Repeat each record exactly. Any picture gets left out.

GIVEN DATA:
━━━━━━

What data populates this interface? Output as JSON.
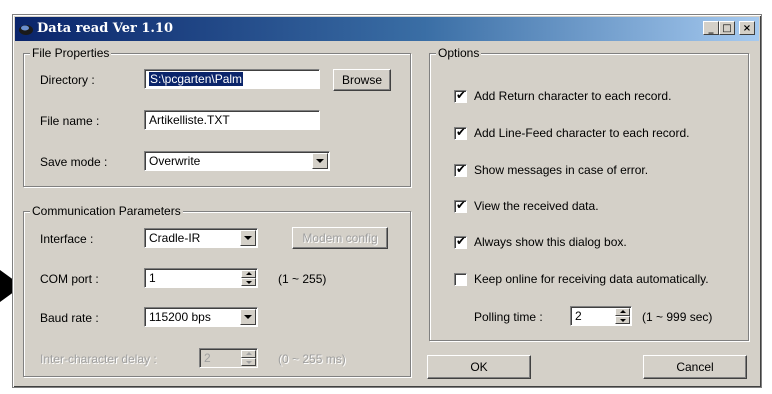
{
  "window": {
    "title": "Data read  Ver 1.10"
  },
  "file_properties": {
    "legend": "File Properties",
    "directory_label": "Directory :",
    "directory_value": "S:\\pcgarten\\Palm",
    "browse_label": "Browse",
    "filename_label": "File name :",
    "filename_value": "Artikelliste.TXT",
    "save_mode_label": "Save mode :",
    "save_mode_value": "Overwrite"
  },
  "communication": {
    "legend": "Communication Parameters",
    "interface_label": "Interface :",
    "interface_value": "Cradle-IR",
    "modem_config_label": "Modem config",
    "com_port_label": "COM port :",
    "com_port_value": "1",
    "com_port_range": "(1 ~ 255)",
    "baud_rate_label": "Baud rate :",
    "baud_rate_value": "115200 bps",
    "inter_char_label": "Inter-character delay :",
    "inter_char_value": "2",
    "inter_char_range": "(0 ~ 255 ms)"
  },
  "options": {
    "legend": "Options",
    "items": [
      {
        "label": "Add Return character to each record.",
        "checked": true
      },
      {
        "label": "Add Line-Feed character to each record.",
        "checked": true
      },
      {
        "label": "Show messages in case of error.",
        "checked": true
      },
      {
        "label": "View the received data.",
        "checked": true
      },
      {
        "label": "Always show this dialog box.",
        "checked": true
      },
      {
        "label": "Keep online for receiving data automatically.",
        "checked": false
      }
    ],
    "polling_label": "Polling time :",
    "polling_value": "2",
    "polling_range": "(1 ~ 999 sec)"
  },
  "buttons": {
    "ok": "OK",
    "cancel": "Cancel"
  },
  "icons": {
    "app": "drive-icon",
    "minimize": "minimize-icon",
    "maximize": "maximize-icon",
    "close": "close-icon",
    "pointer": "pointer-arrow-icon",
    "dropdown": "chevron-down-icon",
    "spinner_up": "spin-up-icon",
    "spinner_down": "spin-down-icon",
    "check": "check-icon"
  },
  "glyphs": {
    "minimize": "_",
    "maximize": "□",
    "close": "×",
    "check": "✔"
  },
  "colors": {
    "titlebar_start": "#0a246a",
    "titlebar_end": "#a6caf0",
    "dialog_face": "#d4d0c8"
  }
}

━━━━━━

EXERCISE SOLUTION:
What data populates this interface? Output as JSON.
{
  "window": {
    "title": "Data read  Ver 1.10"
  },
  "file_properties": {
    "legend": "File Properties",
    "directory_label": "Directory :",
    "directory_value": "S:\\pcgarten\\Palm",
    "browse_label": "Browse",
    "filename_label": "File name :",
    "filename_value": "Artikelliste.TXT",
    "save_mode_label": "Save mode :",
    "save_mode_value": "Overwrite"
  },
  "communication": {
    "legend": "Communication Parameters",
    "interface_label": "Interface :",
    "interface_value": "Cradle-IR",
    "modem_config_label": "Modem config",
    "com_port_label": "COM port :",
    "com_port_value": "1",
    "com_port_range": "(1 ~ 255)",
    "baud_rate_label": "Baud rate :",
    "baud_rate_value": "115200 bps",
    "inter_char_label": "Inter-character delay :",
    "inter_char_value": "2",
    "inter_char_range": "(0 ~ 255 ms)"
  },
  "options": {
    "legend": "Options",
    "items": [
      {
        "label": "Add Return character to each record.",
        "checked": true
      },
      {
        "label": "Add Line-Feed character to each record.",
        "checked": true
      },
      {
        "label": "Show messages in case of error.",
        "checked": true
      },
      {
        "label": "View the received data.",
        "checked": true
      },
      {
        "label": "Always show this dialog box.",
        "checked": true
      },
      {
        "label": "Keep online for receiving data automatically.",
        "checked": false
      }
    ],
    "polling_label": "Polling time :",
    "polling_value": "2",
    "polling_range": "(1 ~ 999 sec)"
  },
  "buttons": {
    "ok": "OK",
    "cancel": "Cancel"
  },
  "icons": {
    "app": "drive-icon",
    "minimize": "minimize-icon",
    "maximize": "maximize-icon",
    "close": "close-icon",
    "pointer": "pointer-arrow-icon",
    "dropdown": "chevron-down-icon",
    "spinner_up": "spin-up-icon",
    "spinner_down": "spin-down-icon",
    "check": "check-icon"
  },
  "glyphs": {
    "minimize": "_",
    "maximize": "□",
    "close": "×",
    "check": "✔"
  },
  "colors": {
    "titlebar_start": "#0a246a",
    "titlebar_end": "#a6caf0",
    "dialog_face": "#d4d0c8"
  }
}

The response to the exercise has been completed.